======== SUPPLIED PASSAGE ========
Abraham Verghese MD, a professor at Stanford University School of Medicine, received an honorary degree at Upstate Medical University‘s School of Medicine graduation this year. “Cutting for Stone” is his first novel. He is also the author of non-fiction works: “My Own Country,” about caring for AIDS patients in eastern Tennessee at the beginning of the epidemic, and “The Tennis Partner,” about his friendship with a medical intern. Both books are often used in teaching humanities and ethics programs at medical schools.


By Joel Potash MD

I was reluctant to pick up "Cutting for Stone" because Dr. Abraham Verghese‘s non-fiction writing doesn‘t present him as a very admirable person: He exposes his own faults. But he sure writes an engrossing novel. At some 600 pages (in paperback), I found it hard to put it down. Filled with medical details, it will appeal to medical professionals as well as to a general readership.

The title comes from Hippocrates‘ proscription to physicians in ancient Greece not to “cut for stone,” referring to the temptation of physicians to respond to patients suffering pain from kidney stones by operating on them, even though they lacked the necessary skills and could cause more harm than good. Rather, these patients should be referred to surgeons, then thought of as lesser healers.
========
**PROBLEMS TO WORK ON:**
A. According to the review of "Cutting for Stone," what is Verghese's book "My Own Country" about?
B. In the review of "Cutting for Stone," why did Hippocrates tell physicians in ancient Greece not to "cut for stone"? Answer in one to three sentences.
C. Can you sum up the review of "Cutting for Stone" in two sentences?
======== INFORMATION SHOWN ========
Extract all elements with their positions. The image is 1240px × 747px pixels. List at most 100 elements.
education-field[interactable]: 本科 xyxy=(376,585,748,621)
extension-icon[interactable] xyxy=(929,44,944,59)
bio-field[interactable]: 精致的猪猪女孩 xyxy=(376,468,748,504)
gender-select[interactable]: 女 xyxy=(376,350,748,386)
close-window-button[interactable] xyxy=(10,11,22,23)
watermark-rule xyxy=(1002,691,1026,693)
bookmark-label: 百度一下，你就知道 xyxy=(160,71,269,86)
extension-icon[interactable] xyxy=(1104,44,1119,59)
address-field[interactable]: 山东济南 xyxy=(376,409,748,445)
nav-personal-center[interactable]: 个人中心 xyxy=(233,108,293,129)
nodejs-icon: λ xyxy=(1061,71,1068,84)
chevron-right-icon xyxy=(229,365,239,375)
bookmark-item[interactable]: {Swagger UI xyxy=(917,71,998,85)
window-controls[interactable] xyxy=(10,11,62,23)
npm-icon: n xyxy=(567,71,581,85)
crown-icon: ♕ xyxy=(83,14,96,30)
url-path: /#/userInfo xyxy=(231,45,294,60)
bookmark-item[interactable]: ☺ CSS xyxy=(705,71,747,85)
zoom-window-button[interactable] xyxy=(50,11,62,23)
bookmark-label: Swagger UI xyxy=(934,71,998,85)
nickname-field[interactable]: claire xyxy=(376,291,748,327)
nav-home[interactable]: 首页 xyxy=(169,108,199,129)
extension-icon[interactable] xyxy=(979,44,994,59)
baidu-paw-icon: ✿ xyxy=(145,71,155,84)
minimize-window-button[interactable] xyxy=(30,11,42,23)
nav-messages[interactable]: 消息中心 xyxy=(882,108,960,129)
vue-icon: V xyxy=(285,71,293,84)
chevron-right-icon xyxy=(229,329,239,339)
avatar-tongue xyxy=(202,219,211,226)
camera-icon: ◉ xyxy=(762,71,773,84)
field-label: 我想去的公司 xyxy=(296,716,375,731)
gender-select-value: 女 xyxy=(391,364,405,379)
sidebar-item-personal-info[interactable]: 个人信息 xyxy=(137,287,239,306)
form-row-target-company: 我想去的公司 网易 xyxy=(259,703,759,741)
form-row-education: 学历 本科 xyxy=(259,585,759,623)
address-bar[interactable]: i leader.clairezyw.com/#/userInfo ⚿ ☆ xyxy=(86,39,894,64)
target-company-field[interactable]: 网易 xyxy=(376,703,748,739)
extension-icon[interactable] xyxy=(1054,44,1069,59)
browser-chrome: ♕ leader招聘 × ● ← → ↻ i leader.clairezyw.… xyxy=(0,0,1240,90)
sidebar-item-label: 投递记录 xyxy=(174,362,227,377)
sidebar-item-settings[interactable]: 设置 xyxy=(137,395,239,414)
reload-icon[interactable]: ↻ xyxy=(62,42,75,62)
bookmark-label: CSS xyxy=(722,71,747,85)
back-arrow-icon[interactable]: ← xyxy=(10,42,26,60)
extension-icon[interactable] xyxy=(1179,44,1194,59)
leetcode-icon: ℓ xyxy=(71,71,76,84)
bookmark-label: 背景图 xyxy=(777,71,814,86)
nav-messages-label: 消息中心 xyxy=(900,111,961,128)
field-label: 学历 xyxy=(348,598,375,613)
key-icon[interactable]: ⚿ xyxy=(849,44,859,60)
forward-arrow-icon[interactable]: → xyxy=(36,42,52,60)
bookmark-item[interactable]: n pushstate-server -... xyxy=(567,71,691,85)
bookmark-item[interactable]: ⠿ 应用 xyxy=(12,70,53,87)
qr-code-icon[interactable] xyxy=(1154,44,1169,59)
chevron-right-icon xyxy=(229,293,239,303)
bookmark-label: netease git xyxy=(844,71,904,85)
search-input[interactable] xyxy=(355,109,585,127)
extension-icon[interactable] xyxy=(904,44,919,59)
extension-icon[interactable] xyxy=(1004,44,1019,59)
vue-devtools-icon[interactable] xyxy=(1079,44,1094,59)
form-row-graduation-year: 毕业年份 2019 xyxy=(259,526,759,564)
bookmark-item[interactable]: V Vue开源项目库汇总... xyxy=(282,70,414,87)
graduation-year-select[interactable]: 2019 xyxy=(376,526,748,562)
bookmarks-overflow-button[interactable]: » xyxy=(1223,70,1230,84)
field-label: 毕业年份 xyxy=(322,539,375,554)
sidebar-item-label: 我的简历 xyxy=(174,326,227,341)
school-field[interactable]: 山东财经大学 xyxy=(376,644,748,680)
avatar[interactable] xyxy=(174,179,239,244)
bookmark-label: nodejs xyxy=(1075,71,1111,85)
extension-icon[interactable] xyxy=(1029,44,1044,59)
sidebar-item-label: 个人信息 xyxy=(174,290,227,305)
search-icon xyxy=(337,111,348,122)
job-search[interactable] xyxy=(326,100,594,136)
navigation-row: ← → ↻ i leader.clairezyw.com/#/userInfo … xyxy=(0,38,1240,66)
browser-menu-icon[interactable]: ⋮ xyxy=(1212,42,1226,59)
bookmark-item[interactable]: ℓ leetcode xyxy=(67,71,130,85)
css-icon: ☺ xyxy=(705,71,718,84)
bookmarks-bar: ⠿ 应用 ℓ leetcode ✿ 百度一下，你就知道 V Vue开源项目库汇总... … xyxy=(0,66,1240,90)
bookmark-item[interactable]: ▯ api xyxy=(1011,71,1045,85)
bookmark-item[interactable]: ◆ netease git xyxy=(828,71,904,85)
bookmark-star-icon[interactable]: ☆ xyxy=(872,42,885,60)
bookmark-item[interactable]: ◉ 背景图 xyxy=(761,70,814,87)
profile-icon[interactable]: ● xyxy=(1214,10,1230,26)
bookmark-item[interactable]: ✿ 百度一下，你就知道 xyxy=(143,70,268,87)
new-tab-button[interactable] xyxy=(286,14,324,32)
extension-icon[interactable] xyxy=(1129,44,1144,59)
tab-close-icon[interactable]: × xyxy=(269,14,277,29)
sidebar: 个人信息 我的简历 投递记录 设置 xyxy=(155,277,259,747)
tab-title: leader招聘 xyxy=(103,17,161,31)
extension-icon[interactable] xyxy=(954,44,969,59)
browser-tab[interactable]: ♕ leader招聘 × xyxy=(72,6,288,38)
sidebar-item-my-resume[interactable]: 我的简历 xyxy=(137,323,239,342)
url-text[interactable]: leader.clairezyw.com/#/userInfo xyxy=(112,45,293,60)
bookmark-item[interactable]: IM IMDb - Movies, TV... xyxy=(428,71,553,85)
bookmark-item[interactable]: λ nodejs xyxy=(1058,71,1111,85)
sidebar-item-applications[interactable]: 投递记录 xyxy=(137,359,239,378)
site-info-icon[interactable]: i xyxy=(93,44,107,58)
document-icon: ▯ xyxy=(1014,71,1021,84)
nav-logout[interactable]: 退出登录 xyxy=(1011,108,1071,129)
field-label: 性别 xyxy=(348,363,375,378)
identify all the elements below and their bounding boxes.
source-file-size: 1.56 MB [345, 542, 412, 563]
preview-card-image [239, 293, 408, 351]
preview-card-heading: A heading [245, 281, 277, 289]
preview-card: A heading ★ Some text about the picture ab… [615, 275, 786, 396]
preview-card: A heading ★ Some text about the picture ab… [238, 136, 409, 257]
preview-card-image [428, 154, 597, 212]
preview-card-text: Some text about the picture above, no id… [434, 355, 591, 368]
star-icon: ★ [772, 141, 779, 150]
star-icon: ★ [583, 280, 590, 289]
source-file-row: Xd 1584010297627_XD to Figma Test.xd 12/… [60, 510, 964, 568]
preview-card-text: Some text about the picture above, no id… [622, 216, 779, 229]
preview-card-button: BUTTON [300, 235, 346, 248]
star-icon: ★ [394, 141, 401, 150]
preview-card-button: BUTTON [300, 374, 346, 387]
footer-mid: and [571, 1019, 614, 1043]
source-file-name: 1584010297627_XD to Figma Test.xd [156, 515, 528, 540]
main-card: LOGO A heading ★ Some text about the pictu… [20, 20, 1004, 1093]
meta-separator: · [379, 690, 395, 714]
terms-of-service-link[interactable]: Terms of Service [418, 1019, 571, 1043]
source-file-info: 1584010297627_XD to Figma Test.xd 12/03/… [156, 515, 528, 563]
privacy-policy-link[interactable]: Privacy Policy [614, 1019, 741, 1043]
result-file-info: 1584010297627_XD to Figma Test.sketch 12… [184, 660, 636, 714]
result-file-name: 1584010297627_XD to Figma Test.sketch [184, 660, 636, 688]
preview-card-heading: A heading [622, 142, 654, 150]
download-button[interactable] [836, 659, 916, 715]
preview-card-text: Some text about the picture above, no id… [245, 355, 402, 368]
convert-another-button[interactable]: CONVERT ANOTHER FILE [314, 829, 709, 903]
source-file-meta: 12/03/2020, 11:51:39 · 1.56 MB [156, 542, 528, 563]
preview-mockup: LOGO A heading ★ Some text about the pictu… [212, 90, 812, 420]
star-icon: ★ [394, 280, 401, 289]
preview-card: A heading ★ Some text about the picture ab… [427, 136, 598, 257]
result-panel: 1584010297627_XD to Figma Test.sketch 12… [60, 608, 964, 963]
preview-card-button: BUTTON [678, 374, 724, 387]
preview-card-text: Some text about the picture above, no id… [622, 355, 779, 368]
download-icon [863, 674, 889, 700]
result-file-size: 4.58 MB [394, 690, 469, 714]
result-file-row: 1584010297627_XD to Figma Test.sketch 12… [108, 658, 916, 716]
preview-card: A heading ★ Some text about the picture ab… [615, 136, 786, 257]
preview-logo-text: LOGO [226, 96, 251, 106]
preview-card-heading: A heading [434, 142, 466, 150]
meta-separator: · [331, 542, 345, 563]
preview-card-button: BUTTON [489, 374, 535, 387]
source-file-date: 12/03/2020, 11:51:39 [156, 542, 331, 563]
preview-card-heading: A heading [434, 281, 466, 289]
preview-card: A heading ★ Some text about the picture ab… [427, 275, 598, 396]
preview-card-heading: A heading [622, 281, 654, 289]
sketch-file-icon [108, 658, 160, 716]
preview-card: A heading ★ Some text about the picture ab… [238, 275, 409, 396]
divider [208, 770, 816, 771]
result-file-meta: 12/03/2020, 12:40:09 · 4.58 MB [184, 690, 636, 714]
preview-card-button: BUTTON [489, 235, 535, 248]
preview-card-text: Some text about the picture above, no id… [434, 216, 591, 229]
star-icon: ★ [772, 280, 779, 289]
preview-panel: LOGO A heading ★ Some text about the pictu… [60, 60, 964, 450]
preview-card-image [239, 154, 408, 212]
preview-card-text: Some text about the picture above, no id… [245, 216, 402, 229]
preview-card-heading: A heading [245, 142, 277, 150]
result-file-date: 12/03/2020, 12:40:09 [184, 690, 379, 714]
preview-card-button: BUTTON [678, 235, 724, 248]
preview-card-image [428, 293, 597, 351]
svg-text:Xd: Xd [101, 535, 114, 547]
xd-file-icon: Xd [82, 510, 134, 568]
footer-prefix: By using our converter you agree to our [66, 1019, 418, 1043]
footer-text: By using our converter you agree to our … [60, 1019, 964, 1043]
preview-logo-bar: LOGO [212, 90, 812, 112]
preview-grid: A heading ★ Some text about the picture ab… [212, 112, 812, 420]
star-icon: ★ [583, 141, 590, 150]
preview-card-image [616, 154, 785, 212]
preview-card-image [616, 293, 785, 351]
========
**WRITTEN ANSWERS:**
A. It is about caring for AIDS patients in eastern Tennessee at the beginning of the epidemic.

B. Physicians were tempted to operate on patients in pain from kidney stones even though they lacked the necessary skills and could cause more harm than good. Those patients were instead to be referred to surgeons, who were then thought of as lesser healers.

C. Joel Potash was reluctant to read Abraham Verghese's first novel because Verghese's non-fiction exposes his own faults, but he found the roughly 600-page book engrossing and full of medical detail that will appeal to both medical professionals and general readers. Its title comes from Hippocrates' warning that physicians should not operate on kidney stones without the necessary skills and should refer such patients to surgeons instead.